## Stored data entries:
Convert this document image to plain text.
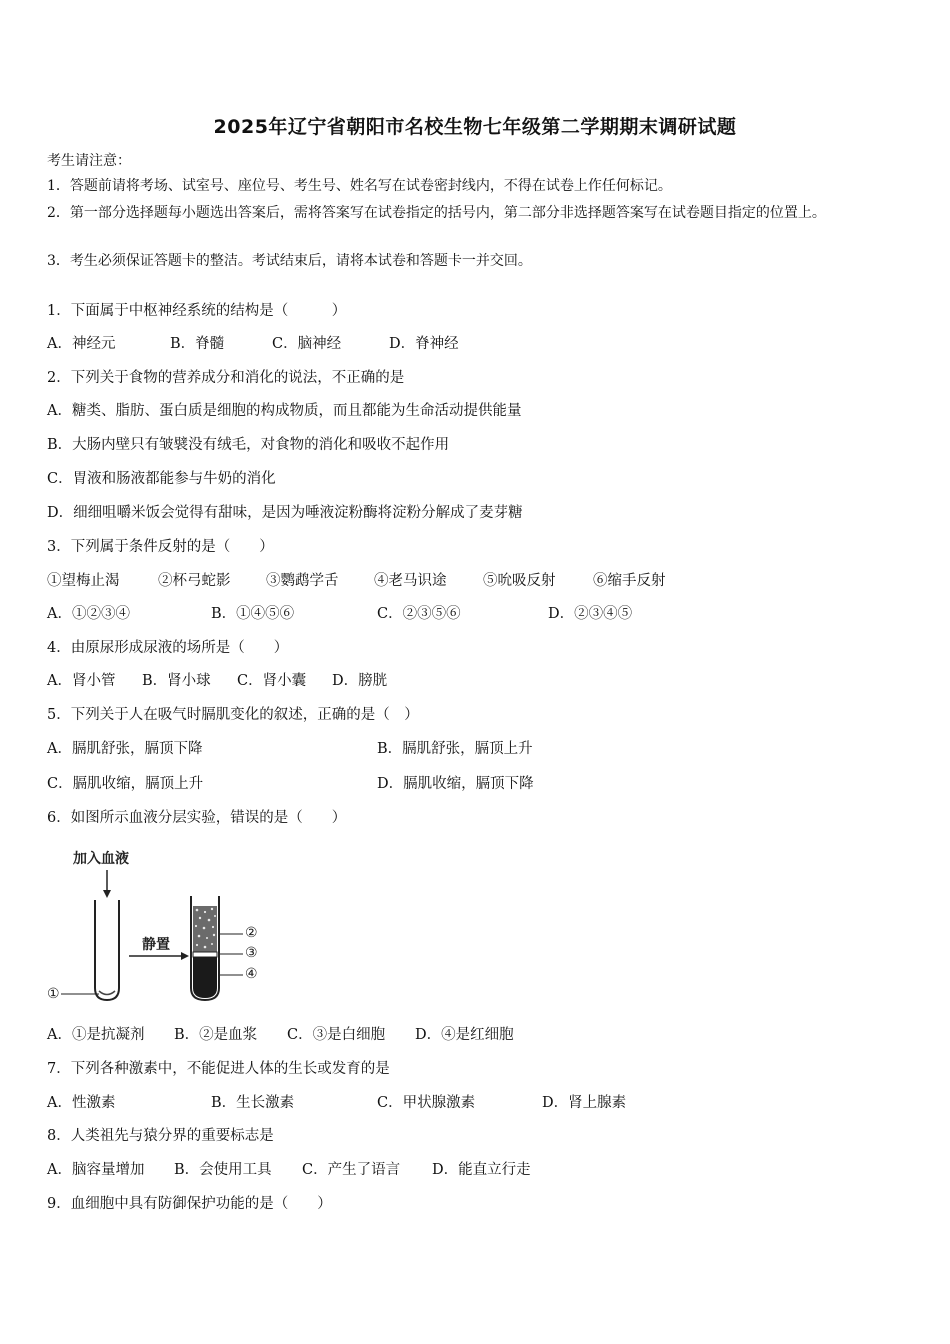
2025年辽宁省朝阳市名校生物七年级第二学期期末调研试题
考生请注意：
1．答题前请将考场、试室号、座位号、考生号、姓名写在试卷密封线内，不得在试卷上作任何标记。
2．第一部分选择题每小题选出答案后，需将答案写在试卷指定的括号内，第二部分非选择题答案写在试卷题目指定的位置上。
3．考生必须保证答题卡的整洁。考试结束后，请将本试卷和答题卡一并交回。
1．下面属于中枢神经系统的结构是（　　　）
A．神经元	B．脊髓	C．脑神经	D．脊神经
2．下列关于食物的营养成分和消化的说法，不正确的是
A．糖类、脂肪、蛋白质是细胞的构成物质，而且都能为生命活动提供能量
B．大肠内壁只有皱襞没有绒毛，对食物的消化和吸收不起作用
C．胃液和肠液都能参与牛奶的消化
D．细细咀嚼米饭会觉得有甜味，是因为唾液淀粉酶将淀粉分解成了麦芽糖
3．下列属于条件反射的是（　　）
①望梅止渴	②杯弓蛇影 ③鹦鹉学舌 ④老马识途	⑤吮吸反射	⑥缩手反射
A．①②③④	B．①④⑤⑥	C．②③⑤⑥	D．②③④⑤
4．由原尿形成尿液的场所是（　　）
A．肾小管 B．肾小球 C．肾小囊 D．膀胱
5．下列关于人在吸气时膈肌变化的叙述，正确的是（　）
A．膈肌舒张，膈顶下降	B．膈肌舒张，膈顶上升
C．膈肌收缩，膈顶上升	D．膈肌收缩，膈顶下降
6．如图所示血液分层实验，错误的是（　　）
加入血液
静置
①
②
③
④
A．①是抗凝剂 B．②是血浆 C．③是白细胞 D．④是红细胞
7．下列各种激素中，不能促进人体的生长或发育的是
A．性激素	B．生长激素	C．甲状腺激素	D．肾上腺素
8．人类祖先与猿分界的重要标志是
A．脑容量增加 B．会使用工具 C．产生了语言 D．能直立行走
9．血细胞中具有防御保护功能的是（　　）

## THE REQUEST:
Give only the number of lines in the data that include the string "膈顶下降".

## ANSWER TO THIS TASK:
2